_Problem to solve:_ Omit every picture and return the rest of the data unaltered.

_Material for this task:_
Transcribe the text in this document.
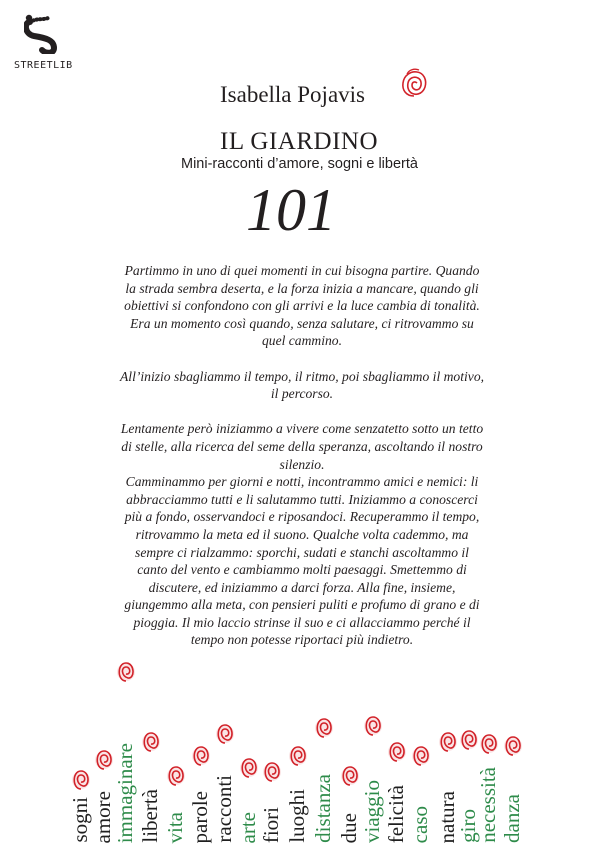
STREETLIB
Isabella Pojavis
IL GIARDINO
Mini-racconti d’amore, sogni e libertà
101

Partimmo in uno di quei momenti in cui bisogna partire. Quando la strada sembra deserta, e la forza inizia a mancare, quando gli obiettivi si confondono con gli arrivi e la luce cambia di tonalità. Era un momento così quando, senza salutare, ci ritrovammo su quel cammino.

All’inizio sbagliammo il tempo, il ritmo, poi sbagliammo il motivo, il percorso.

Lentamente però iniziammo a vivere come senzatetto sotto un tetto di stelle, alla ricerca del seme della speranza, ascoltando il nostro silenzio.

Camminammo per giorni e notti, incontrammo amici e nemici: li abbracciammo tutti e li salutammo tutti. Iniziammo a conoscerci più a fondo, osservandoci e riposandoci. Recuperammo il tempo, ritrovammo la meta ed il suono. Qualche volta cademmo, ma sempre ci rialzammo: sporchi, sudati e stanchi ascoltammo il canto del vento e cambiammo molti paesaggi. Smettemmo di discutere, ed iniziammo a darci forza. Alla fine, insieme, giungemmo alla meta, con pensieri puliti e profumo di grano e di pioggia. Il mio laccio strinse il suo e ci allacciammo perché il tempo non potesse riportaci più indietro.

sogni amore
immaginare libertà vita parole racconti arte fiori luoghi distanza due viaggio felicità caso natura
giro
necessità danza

_Output for this exercise:_
Transcribe the text in this document.
STREETLIB
Isabella Pojavis
IL GIARDINO
Mini-racconti d’amore, sogni e libertà
101

Partimmo in uno di quei momenti in cui bisogna partire. Quando la strada sembra deserta, e la forza inizia a mancare, quando gli obiettivi si confondono con gli arrivi e la luce cambia di tonalità. Era un momento così quando, senza salutare, ci ritrovammo su quel cammino.

All’inizio sbagliammo il tempo, il ritmo, poi sbagliammo il motivo, il percorso.

Lentamente però iniziammo a vivere come senzatetto sotto un tetto di stelle, alla ricerca del seme della speranza, ascoltando il nostro silenzio.

Camminammo per giorni e notti, incontrammo amici e nemici: li abbracciammo tutti e li salutammo tutti. Iniziammo a conoscerci più a fondo, osservandoci e riposandoci. Recuperammo il tempo, ritrovammo la meta ed il suono. Qualche volta cademmo, ma sempre ci rialzammo: sporchi, sudati e stanchi ascoltammo il canto del vento e cambiammo molti paesaggi. Smettemmo di discutere, ed iniziammo a darci forza. Alla fine, insieme, giungemmo alla meta, con pensieri puliti e profumo di grano e di pioggia. Il mio laccio strinse il suo e ci allacciammo perché il tempo non potesse riportaci più indietro.

sogni amore
immaginare libertà vita parole racconti arte fiori luoghi distanza due viaggio felicità caso natura
giro
necessità danza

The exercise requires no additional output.